Line Text Parsing

Thu Feb 5 10:36:27 EST 2004

I think one of the easiest ways to do this is to
write a class that knows how to parse each of the
unique lines.  As you are reading through the file/table
and encounter a line like the first, create a new
class instance and pass it the line's contents.  The
__init__ method of the class can parse the line and
place each of the field values in an attribute of the
class.

Something like (this is pseudocode):

class linetype01:
    #
    # Define a list that contains information about how to
    # parse a single linetype.  The info is fieldname,
    # beginning column, ending column, fieldlength
    #

    _parsinginfo=[('recnum',0,8),
                  ('linetype',8,3),
                  ('dataitem2',11,3),
                  ...)
    def __init__(self, linetext):
        self.linetext=linetext
        for fieldname, begincol, fieldlength in _parsinginfo:
            self.__dict__[fieldname]=linetext[begincol,
begincol+fieldlength+1]
    return

you would define a class like this for each unique linetype

in main program
import sys

#
# Insert code to open file/table here
#
for line in table:
    #
    # See which linetype it is
    #
    linetype=line[8:10]
    if linetype == "01":
        pline=linetype01(line)
        #
        # Now you can extract the values by accessing attributes of
        # the class.
        #
        recordnum=pline.recnum
        tlinetype=pline.linetype
        #
        # Do something with the values
        #

    elif linetype == "55":
        pline=linetype55(line)

■ Problem statement ■
Rewrite the line-parsing passage starting at "in main program" and ending at "pline=linetype01(line)", with "pline" changed to "parsedline" throughout. The material that comes next is from a different source.

■ Data extract ■
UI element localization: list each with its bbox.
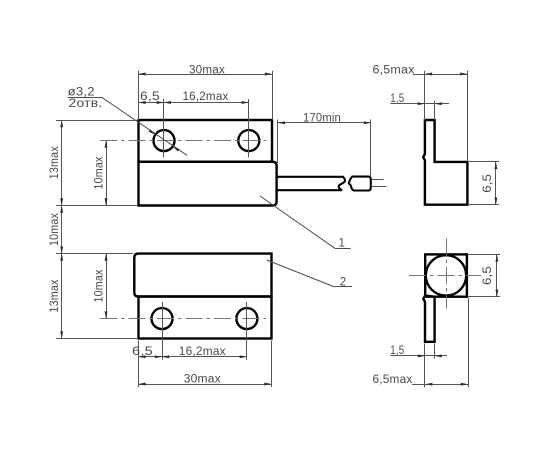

■ Final result ■
in main program
import sys

#
# Insert code to open file/table here
#
for line in table:
    #
    # See which linetype it is
    #
    linetype=line[8:10]
    if linetype == "01":
        parsedline=linetype01(line)